Если, как пишет П.С.Гуревич, одним из основных критериев этой самой культуры взять “отказ каждого последующего образа от исторической преемственности и претензию на полную оригинальность”(13,56), чему вполне соответствует продукция едва ли не всех рок-н-рольных групп, то творчество “Дорз” и Д. Моррисона в эту категорию однозначно не вписывается. И прежде всего потому, что оно являлось несомненной попыткой протянуть европейскую культурную традицию на американскую почву, Речь здесь идет об очевидном влиянии сюрреализма, экспрессионизма, экзистенциализма на эстетику “Дорз”, а также о перенесении Моррисоном “театра жестокости” А.Арто рок-сцену.”Наши выступления становились подлинным рок-театром” – подчеркивает ударник группы Д. Денсмор, – а Джим задавал им структуру поэтической драмы”.(54, 27).
Концерты “Дорз” перерождались в своеобразные ритуальные действа, где Моррисон выступал жрецом, направлявшим церемонию. “Мы исполняли роли первосвященников, а слушатели были нашими прихожанами. В “Господах и Новых созданиях” Джим описывает примитивный шаманский театр – это и было на наших концертах” (54, 115). В инструментальных кусках импровизация доходила до 15-20 минут, что шло вразрез с принятыми нормами, и шаманящий Моррисон позволял музыке загипнотизировать себя: “Иногда он отдавался настолько полно, что мы видели колдуна внутри него. Мы совершали ритуал. Три Аполлона, уравновешиваемые одним Дионисием. Это была открыто рождавшаяся поэзия и музыка” (54, 74).
Практически все критики единодушно отмечали, что на сцене Моррисон мыслил, скорее, театральным языком, нежели вокальным, а музыкальная структура использовалась им, чтобы поддержать текст. По воспоминаниям участников группы, он, практически, не беспокоился о студийной работе и, будучи заинтересованным только в катарсическом процессе творчества, техническую сторону дела оставлял другим. Нередкие сложности с записью были обусловлены, также, принципиально импровизационным характером творчества “Дорз”, Моррисон часто читал то, что чувствовал в данную минуту, и остальным приходилось комментировать это мелодией и ритмом.

◆ Перечень строк
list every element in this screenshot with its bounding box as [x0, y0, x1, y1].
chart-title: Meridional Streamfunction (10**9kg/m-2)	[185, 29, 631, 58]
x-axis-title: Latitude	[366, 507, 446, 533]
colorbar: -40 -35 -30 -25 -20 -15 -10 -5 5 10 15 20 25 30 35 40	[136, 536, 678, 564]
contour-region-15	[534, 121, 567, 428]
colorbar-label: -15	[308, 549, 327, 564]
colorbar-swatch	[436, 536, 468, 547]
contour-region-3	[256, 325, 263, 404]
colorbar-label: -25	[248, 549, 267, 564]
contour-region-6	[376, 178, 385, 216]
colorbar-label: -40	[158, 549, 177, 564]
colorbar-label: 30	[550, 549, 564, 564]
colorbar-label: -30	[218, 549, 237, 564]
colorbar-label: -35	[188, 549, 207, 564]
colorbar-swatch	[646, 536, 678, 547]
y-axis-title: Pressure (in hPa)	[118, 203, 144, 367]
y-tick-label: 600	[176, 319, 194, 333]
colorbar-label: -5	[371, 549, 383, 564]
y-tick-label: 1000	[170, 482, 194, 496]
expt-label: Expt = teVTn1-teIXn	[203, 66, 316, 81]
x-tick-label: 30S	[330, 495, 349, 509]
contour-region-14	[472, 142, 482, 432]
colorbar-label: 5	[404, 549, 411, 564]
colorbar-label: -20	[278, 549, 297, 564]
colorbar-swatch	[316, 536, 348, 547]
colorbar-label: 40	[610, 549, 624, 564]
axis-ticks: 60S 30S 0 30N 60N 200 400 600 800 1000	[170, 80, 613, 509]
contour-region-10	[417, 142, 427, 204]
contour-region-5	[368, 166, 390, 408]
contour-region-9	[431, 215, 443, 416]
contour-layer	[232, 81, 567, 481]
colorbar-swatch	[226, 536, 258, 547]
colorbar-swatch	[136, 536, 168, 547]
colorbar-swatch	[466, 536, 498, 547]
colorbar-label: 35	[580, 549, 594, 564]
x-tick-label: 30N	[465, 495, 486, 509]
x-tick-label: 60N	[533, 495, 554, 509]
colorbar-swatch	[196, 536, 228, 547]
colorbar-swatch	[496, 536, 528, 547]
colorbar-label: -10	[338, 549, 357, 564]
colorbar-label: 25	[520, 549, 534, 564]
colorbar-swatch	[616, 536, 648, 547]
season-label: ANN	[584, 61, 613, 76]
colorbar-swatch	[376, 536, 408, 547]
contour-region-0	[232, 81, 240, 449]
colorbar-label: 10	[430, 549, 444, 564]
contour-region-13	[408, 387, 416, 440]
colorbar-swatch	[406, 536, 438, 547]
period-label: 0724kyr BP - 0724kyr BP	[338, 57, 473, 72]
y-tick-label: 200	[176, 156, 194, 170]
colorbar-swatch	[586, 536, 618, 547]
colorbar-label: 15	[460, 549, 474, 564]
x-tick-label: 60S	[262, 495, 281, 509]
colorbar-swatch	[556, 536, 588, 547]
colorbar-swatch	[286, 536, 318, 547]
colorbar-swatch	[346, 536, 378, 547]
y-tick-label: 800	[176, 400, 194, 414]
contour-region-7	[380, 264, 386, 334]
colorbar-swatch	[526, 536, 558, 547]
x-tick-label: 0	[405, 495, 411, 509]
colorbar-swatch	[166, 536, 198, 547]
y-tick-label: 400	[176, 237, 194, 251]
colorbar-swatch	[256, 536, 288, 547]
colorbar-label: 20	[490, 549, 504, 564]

◆ Задания
• 1. Опираясь на текст о группе «Дорз», объясните в одном–трех предложениях, чем в нем объясняются нередкие сложности с записью.
• 2. Перепишите в виде списка абзац текста о группе «Дорз», который начинается словами «Концерты “Дорз” перерождались», и сохраните его главные факты.
Строки взяты из другого источника.

◆ Итоговые ответы
• 1. Моррисон почти не занимался студийной работой и оставлял техническую сторону дела другим, потому что его интересовал только катарсический процесс творчества. Сложности были связаны и с импровизационным характером творчества «Дорз»: Моррисон часто читал то, что чувствовал в данную минуту, а остальным приходилось сопровождать это мелодией и ритмом.

• 2.
- Концерты «Дорз» превращались в ритуальные действа, где Моррисон был жрецом, направлявшим церемонию.
- Музыканты считали себя первосвященниками, а слушателей называли прихожанами.
- На концертах воплощался примитивный шаманский театр, который Джим описал в «Господах и Новых созданиях».
- Импровизация в инструментальных частях длилась 15–20 минут, что расходилось с принятыми нормами.
- Моррисон позволял музыке гипнотизировать себя, и участники группы видели в нем колдуна.